## [Goal]
Report how many lines of the listing below include the word "Crear". Give nothing but the number.

---

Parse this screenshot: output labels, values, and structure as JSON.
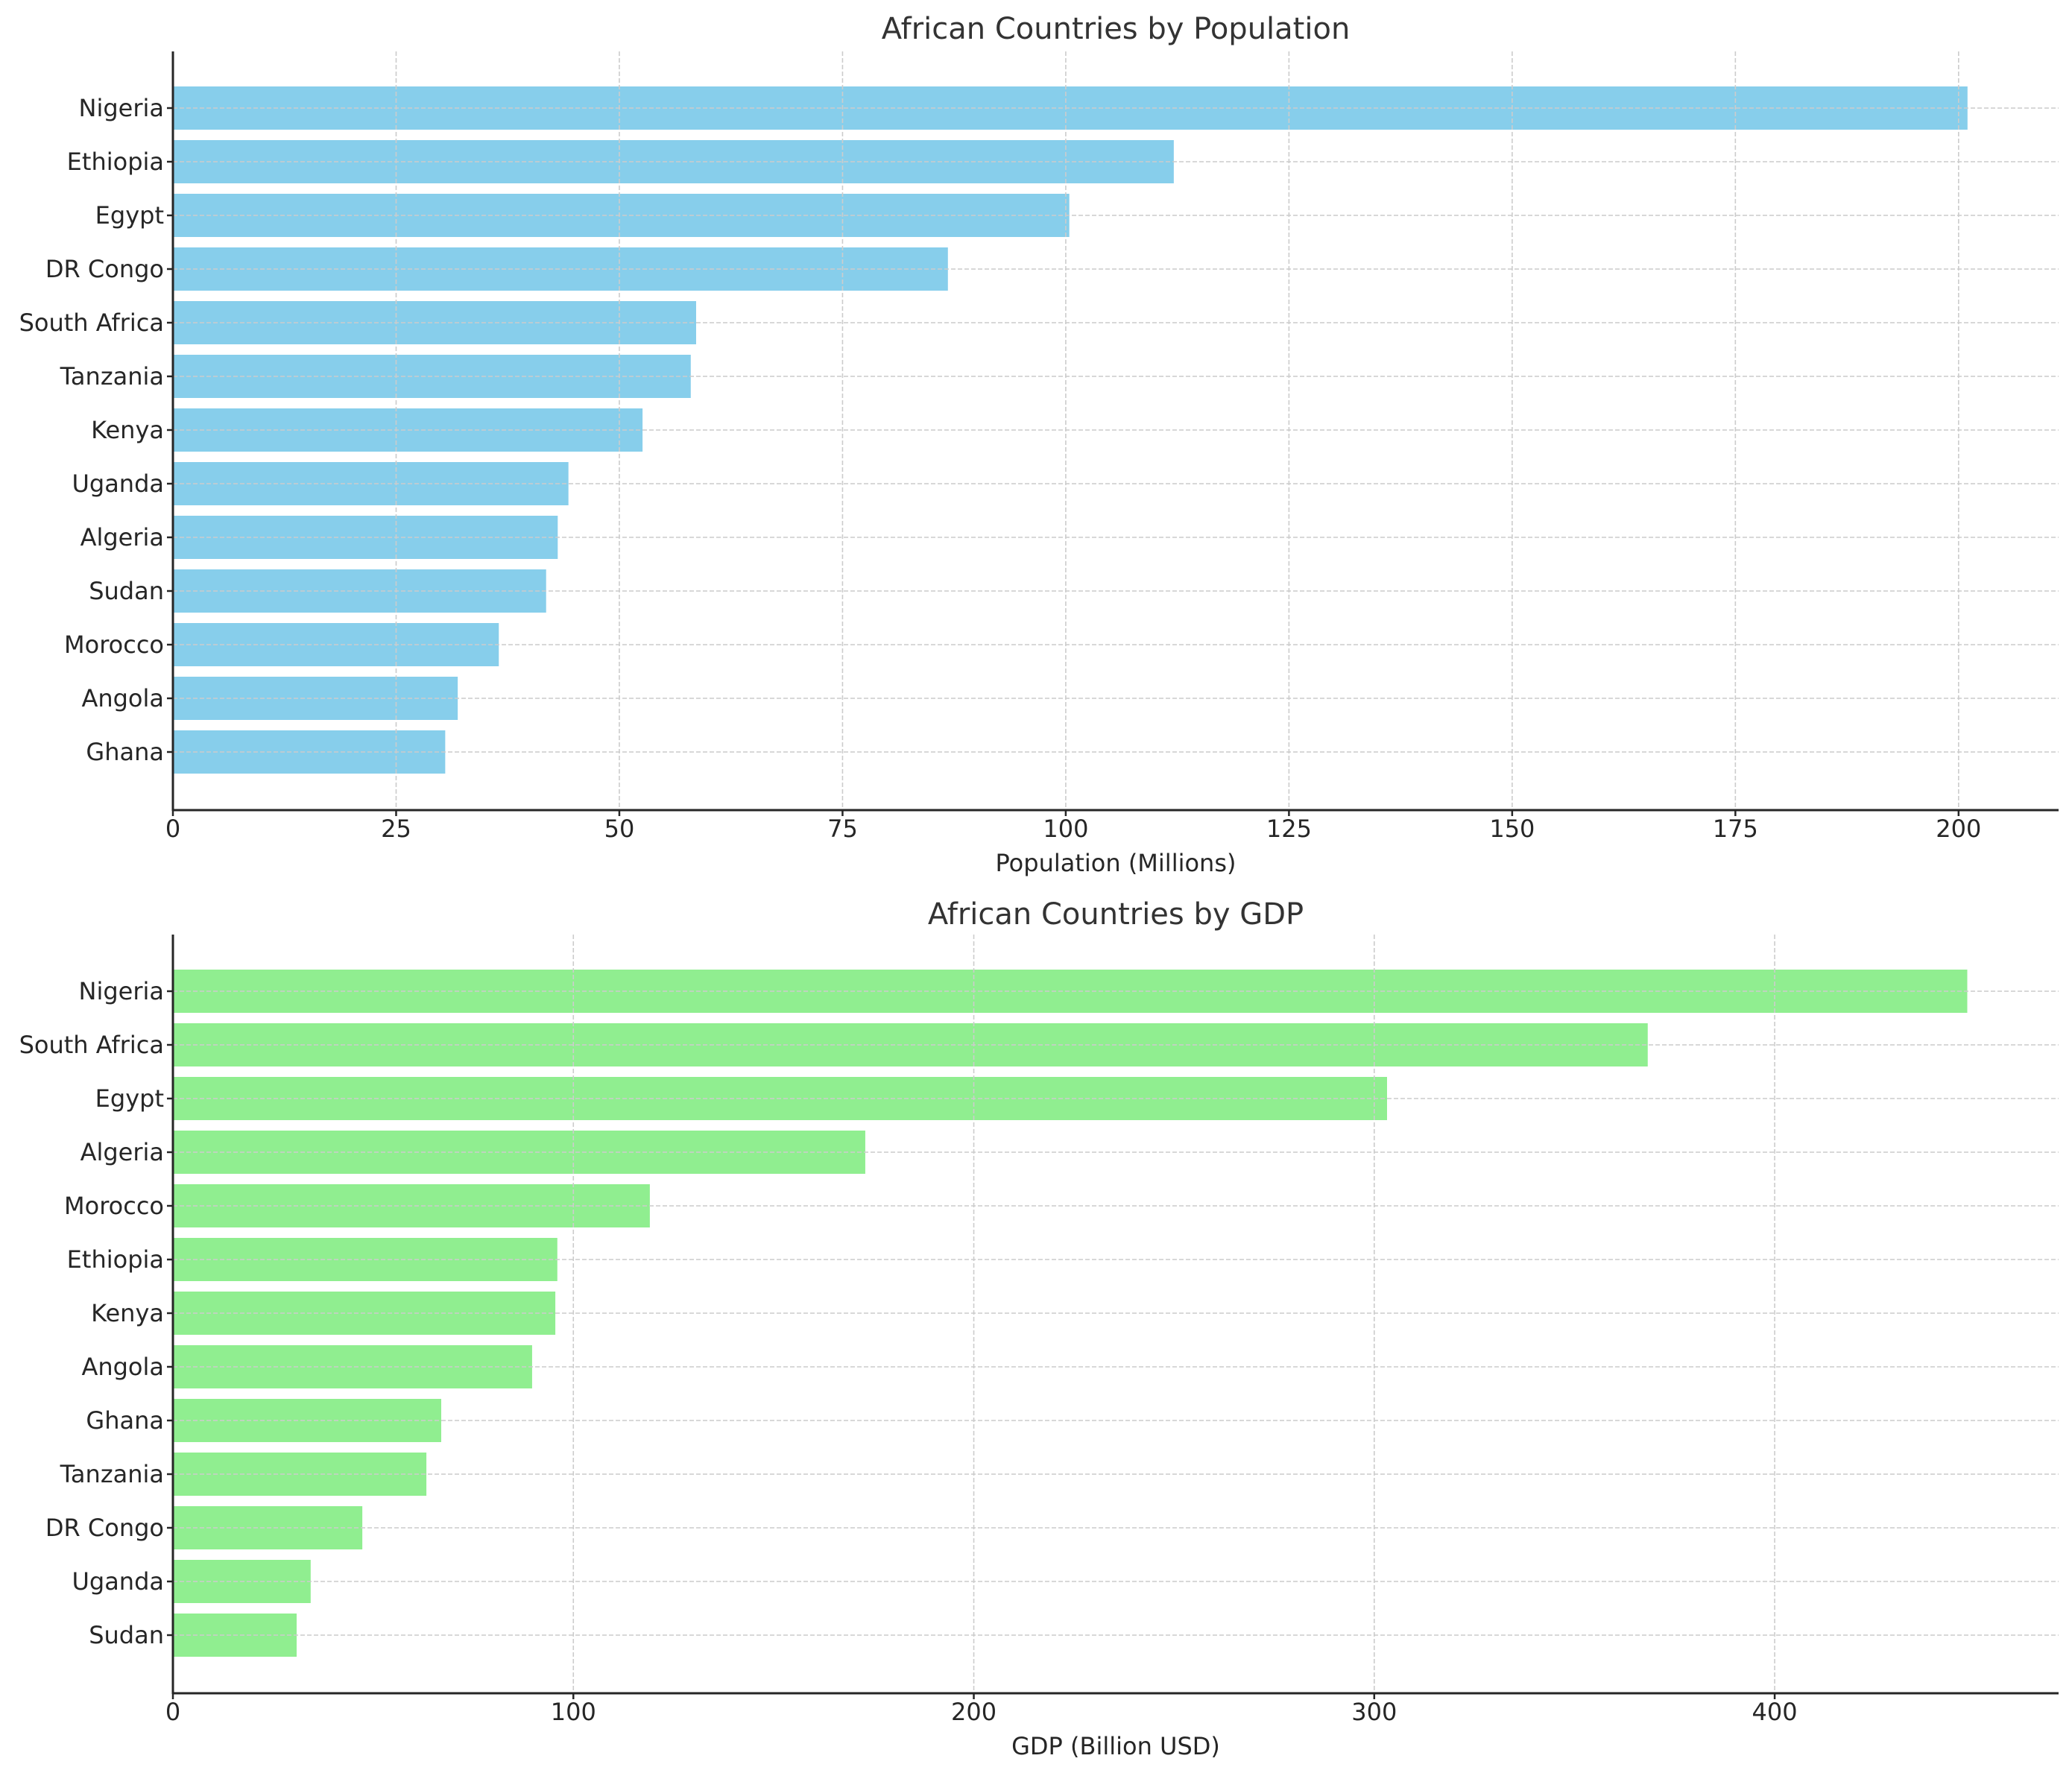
{
  "chart_data": [
    {
      "type": "bar",
      "orientation": "horizontal",
      "title": "African Countries by Population",
      "xlabel": "Population (Millions)",
      "ylabel": "",
      "categories": [
        "Nigeria",
        "Ethiopia",
        "Egypt",
        "DR Congo",
        "South Africa",
        "Tanzania",
        "Kenya",
        "Uganda",
        "Algeria",
        "Sudan",
        "Morocco",
        "Angola",
        "Ghana"
      ],
      "values": [
        201.0,
        112.1,
        100.4,
        86.8,
        58.6,
        58.0,
        52.6,
        44.3,
        43.1,
        41.8,
        36.5,
        31.9,
        30.5
      ],
      "xticks": [
        "0",
        "25",
        "50",
        "75",
        "100",
        "125",
        "150",
        "175",
        "200"
      ],
      "xtick_values": [
        0,
        25,
        50,
        75,
        100,
        125,
        150,
        175,
        200
      ],
      "xlim": [
        0,
        211.2
      ],
      "grid": true,
      "color": "#87CEEB"
    },
    {
      "type": "bar",
      "orientation": "horizontal",
      "title": "African Countries by GDP",
      "xlabel": "GDP (Billion USD)",
      "ylabel": "",
      "categories": [
        "Nigeria",
        "South Africa",
        "Egypt",
        "Algeria",
        "Morocco",
        "Ethiopia",
        "Kenya",
        "Angola",
        "Ghana",
        "Tanzania",
        "DR Congo",
        "Uganda",
        "Sudan"
      ],
      "values": [
        448.1,
        368.3,
        303.2,
        172.9,
        119.1,
        96.0,
        95.5,
        89.7,
        67.0,
        63.3,
        47.3,
        34.4,
        30.9
      ],
      "xticks": [
        "0",
        "100",
        "200",
        "300",
        "400"
      ],
      "xtick_values": [
        0,
        100,
        200,
        300,
        400
      ],
      "xlim": [
        0,
        470.9
      ],
      "grid": true,
      "color": "#90EE90"
    }
  ]
}
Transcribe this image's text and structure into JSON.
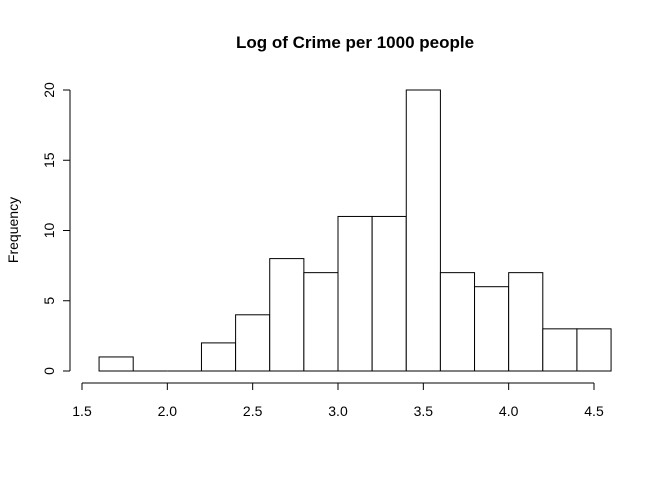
{
  "chart_data": {
    "type": "bar",
    "subtype": "histogram",
    "title": "Log of Crime per 1000 people",
    "xlabel": "",
    "ylabel": "Frequency",
    "xlim": [
      1.5,
      4.6
    ],
    "ylim": [
      0,
      20
    ],
    "bins": [
      {
        "start": 1.6,
        "end": 1.8,
        "count": 1
      },
      {
        "start": 1.8,
        "end": 2.0,
        "count": 0
      },
      {
        "start": 2.0,
        "end": 2.2,
        "count": 0
      },
      {
        "start": 2.2,
        "end": 2.4,
        "count": 2
      },
      {
        "start": 2.4,
        "end": 2.6,
        "count": 4
      },
      {
        "start": 2.6,
        "end": 2.8,
        "count": 8
      },
      {
        "start": 2.8,
        "end": 3.0,
        "count": 7
      },
      {
        "start": 3.0,
        "end": 3.2,
        "count": 11
      },
      {
        "start": 3.2,
        "end": 3.4,
        "count": 11
      },
      {
        "start": 3.4,
        "end": 3.6,
        "count": 20
      },
      {
        "start": 3.6,
        "end": 3.8,
        "count": 7
      },
      {
        "start": 3.8,
        "end": 4.0,
        "count": 6
      },
      {
        "start": 4.0,
        "end": 4.2,
        "count": 7
      },
      {
        "start": 4.2,
        "end": 4.4,
        "count": 3
      },
      {
        "start": 4.4,
        "end": 4.6,
        "count": 3
      }
    ],
    "x_ticks": [
      1.5,
      2.0,
      2.5,
      3.0,
      3.5,
      4.0,
      4.5
    ],
    "x_tick_labels": [
      "1.5",
      "2.0",
      "2.5",
      "3.0",
      "3.5",
      "4.0",
      "4.5"
    ],
    "y_ticks": [
      0,
      5,
      10,
      15,
      20
    ],
    "y_tick_labels": [
      "0",
      "5",
      "10",
      "15",
      "20"
    ],
    "grid": false
  }
}
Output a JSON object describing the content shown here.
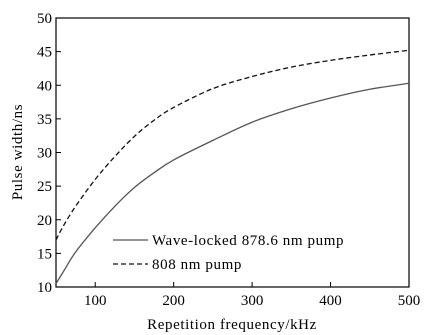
{
  "chart_data": {
    "type": "line",
    "title": "",
    "xlabel": "Repetition frequency/kHz",
    "ylabel": "Pulse width/ns",
    "xlim": [
      50,
      500
    ],
    "ylim": [
      10,
      50
    ],
    "xticks": [
      100,
      200,
      300,
      400,
      500
    ],
    "yticks": [
      10,
      15,
      20,
      25,
      30,
      35,
      40,
      45,
      50
    ],
    "grid": false,
    "legend_position": "bottom-right",
    "series": [
      {
        "name": "Wave-locked 878.6 nm pump",
        "style": "solid",
        "color": "#555555",
        "x": [
          50,
          60,
          75,
          100,
          125,
          150,
          175,
          200,
          250,
          300,
          350,
          400,
          450,
          500
        ],
        "y": [
          10.5,
          12.4,
          15.2,
          18.8,
          22.0,
          24.8,
          27.0,
          28.9,
          31.8,
          34.5,
          36.5,
          38.1,
          39.4,
          40.3
        ]
      },
      {
        "name": "808 nm pump",
        "style": "dashed",
        "color": "#111111",
        "x": [
          50,
          60,
          75,
          100,
          125,
          150,
          175,
          200,
          250,
          300,
          350,
          400,
          450,
          500
        ],
        "y": [
          17.0,
          19.2,
          22.0,
          26.0,
          29.4,
          32.4,
          34.8,
          36.7,
          39.5,
          41.3,
          42.7,
          43.7,
          44.5,
          45.2
        ]
      }
    ]
  }
}
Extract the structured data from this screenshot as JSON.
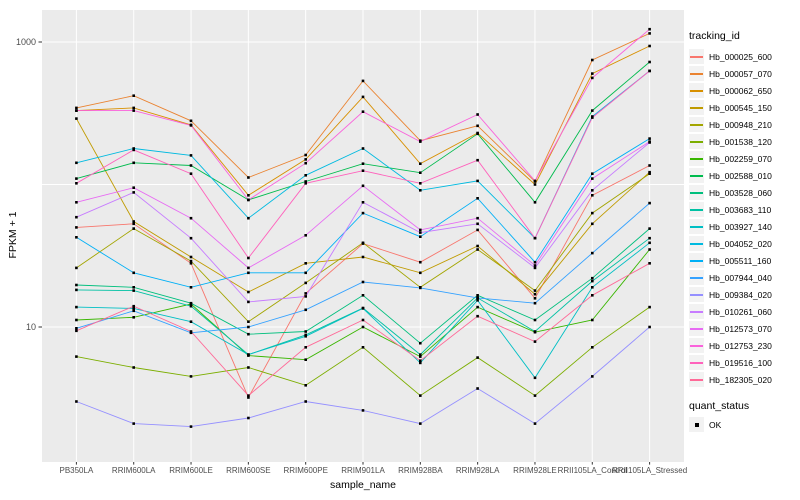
{
  "figure": {
    "background": "#FFFFFF",
    "panel_background": "#EBEBEB",
    "gridline_color": "#FFFFFF",
    "tick_label_color": "#4D4D4D",
    "axis_title_color": "#000000",
    "point_color": "#000000",
    "legend_key_background": "#F2F2F2"
  },
  "chart_data": {
    "type": "line",
    "title": "",
    "xlabel": "sample_name",
    "ylabel": "FPKM + 1",
    "y_scale": "log10",
    "y_tick_labels": [
      "1000",
      "10"
    ],
    "y_tick_values": [
      1000,
      10
    ],
    "y_gridlines": [
      10,
      100,
      1000
    ],
    "ylim": [
      1.1,
      1650
    ],
    "grid": true,
    "legend_position": "right",
    "legend_title": "tracking_id",
    "legend2_title": "quant_status",
    "legend2_items": [
      {
        "label": "OK",
        "marker": "black-square"
      }
    ],
    "point_marker": "black-square",
    "categories": [
      "PB350LA",
      "RRIM600LA",
      "RRIM600LE",
      "RRIM600SE",
      "RRIM600PE",
      "RRIM901LA",
      "RRIM928BA",
      "RRIM928LA",
      "RRIM928LE",
      "RRII105LA_Control",
      "RRII105LA_Stressed"
    ],
    "series": [
      {
        "name": "Hb_000025_600",
        "color": "#F8766D",
        "values": [
          50,
          53,
          28,
          3.2,
          17.2,
          38.5,
          28.5,
          48,
          15.9,
          84,
          136
        ]
      },
      {
        "name": "Hb_000057_070",
        "color": "#EA8331",
        "values": [
          345,
          420,
          280,
          112,
          161,
          533,
          203,
          258,
          105,
          748,
          1150
        ]
      },
      {
        "name": "Hb_000062_650",
        "color": "#D89000",
        "values": [
          330,
          345,
          262,
          84,
          150,
          412,
          140,
          230,
          100,
          600,
          938
        ]
      },
      {
        "name": "Hb_000545_150",
        "color": "#C09B00",
        "values": [
          290,
          55,
          31,
          17.6,
          28,
          31,
          24,
          37,
          17,
          53,
          122
        ]
      },
      {
        "name": "Hb_000948_210",
        "color": "#A3A500",
        "values": [
          26,
          49,
          29,
          10.9,
          20.4,
          39,
          19,
          35,
          18,
          63,
          119
        ]
      },
      {
        "name": "Hb_001538_120",
        "color": "#7CAE00",
        "values": [
          6.2,
          5.2,
          4.5,
          5.2,
          3.9,
          7.2,
          3.3,
          6.1,
          3.3,
          7.2,
          13.8
        ]
      },
      {
        "name": "Hb_002259_070",
        "color": "#39B600",
        "values": [
          11.2,
          11.7,
          14.5,
          6.3,
          5.9,
          10,
          6.2,
          13.8,
          9.2,
          11.2,
          35
        ]
      },
      {
        "name": "Hb_002588_010",
        "color": "#00BB4E",
        "values": [
          110,
          142,
          136,
          78,
          105,
          140,
          121,
          227,
          75,
          330,
          724
        ]
      },
      {
        "name": "Hb_003528_060",
        "color": "#00BF7D",
        "values": [
          19.7,
          19,
          14.7,
          8.9,
          9.3,
          16.7,
          7.7,
          16.7,
          11.2,
          22,
          49
        ]
      },
      {
        "name": "Hb_003683_110",
        "color": "#00C1A3",
        "values": [
          18.2,
          18,
          14,
          6.4,
          8.8,
          13.6,
          6.4,
          16,
          9.3,
          21,
          42
        ]
      },
      {
        "name": "Hb_003927_140",
        "color": "#00BFC4",
        "values": [
          13.8,
          13.5,
          10.9,
          6.4,
          8.6,
          13.5,
          5.6,
          15.4,
          4.4,
          19,
          39
        ]
      },
      {
        "name": "Hb_004052_020",
        "color": "#00BAE0",
        "values": [
          142,
          179,
          160,
          58,
          116,
          179,
          91,
          106,
          42,
          300,
          627
        ]
      },
      {
        "name": "Hb_005511_160",
        "color": "#00B0F6",
        "values": [
          42.6,
          24,
          19,
          24,
          24,
          63,
          43,
          80,
          28.5,
          119,
          210
        ]
      },
      {
        "name": "Hb_007944_040",
        "color": "#35A2FF",
        "values": [
          9.8,
          13,
          9.1,
          10,
          13.2,
          20.7,
          18.8,
          16,
          14.7,
          33,
          74
        ]
      },
      {
        "name": "Hb_009384_020",
        "color": "#9590FF",
        "values": [
          3.0,
          2.1,
          2.0,
          2.3,
          3.0,
          2.6,
          2.1,
          3.7,
          2.1,
          4.5,
          10
        ]
      },
      {
        "name": "Hb_010261_060",
        "color": "#C77CFF",
        "values": [
          59,
          88,
          42,
          15,
          16.4,
          75,
          46,
          53,
          26,
          91,
          197
        ]
      },
      {
        "name": "Hb_012573_070",
        "color": "#E76BF3",
        "values": [
          75,
          95,
          58,
          26,
          44,
          98,
          48,
          58,
          27,
          110,
          200
        ]
      },
      {
        "name": "Hb_012753_230",
        "color": "#FA62DB",
        "values": [
          330,
          330,
          260,
          78,
          141,
          324,
          200,
          310,
          106,
          560,
          1230
        ]
      },
      {
        "name": "Hb_019516_100",
        "color": "#FF62BC",
        "values": [
          102,
          175,
          119,
          30.5,
          102,
          125,
          102,
          148,
          42,
          295,
          627
        ]
      },
      {
        "name": "Hb_182305_020",
        "color": "#FF6A98",
        "values": [
          9.4,
          14,
          9.3,
          3.3,
          7.2,
          11.2,
          5.8,
          11.9,
          7.9,
          16.7,
          28
        ]
      }
    ]
  }
}
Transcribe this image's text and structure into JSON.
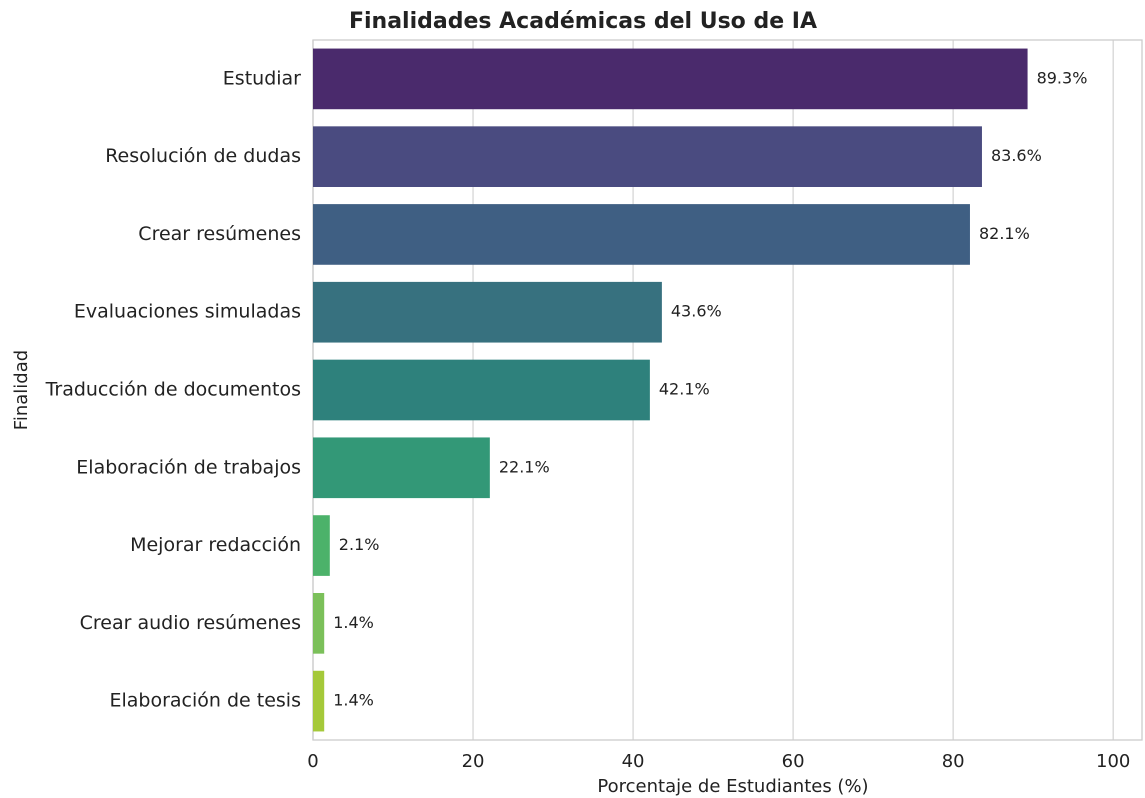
{
  "chart_data": {
    "type": "barh",
    "title": "Finalidades Académicas del Uso de IA",
    "xlabel": "Porcentaje de Estudiantes (%)",
    "ylabel": "Finalidad",
    "categories": [
      "Estudiar",
      "Resolución de dudas",
      "Crear resúmenes",
      "Evaluaciones simuladas",
      "Traducción de documentos",
      "Elaboración de trabajos",
      "Mejorar redacción",
      "Crear audio resúmenes",
      "Elaboración de tesis"
    ],
    "values": [
      89.3,
      83.6,
      82.1,
      43.6,
      42.1,
      22.1,
      2.1,
      1.4,
      1.4
    ],
    "value_labels": [
      "89.3%",
      "83.6%",
      "82.1%",
      "43.6%",
      "42.1%",
      "22.1%",
      "2.1%",
      "1.4%",
      "1.4%"
    ],
    "colors": [
      "#4a2a6c",
      "#4a4b80",
      "#3f5f83",
      "#37717f",
      "#2e817c",
      "#339877",
      "#4cb26a",
      "#7bc05a",
      "#a5c93a"
    ],
    "xlim": [
      0,
      103.6
    ],
    "xticks": [
      0,
      20,
      40,
      60,
      80,
      100
    ],
    "grid": true
  }
}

---

## [Written answer]
2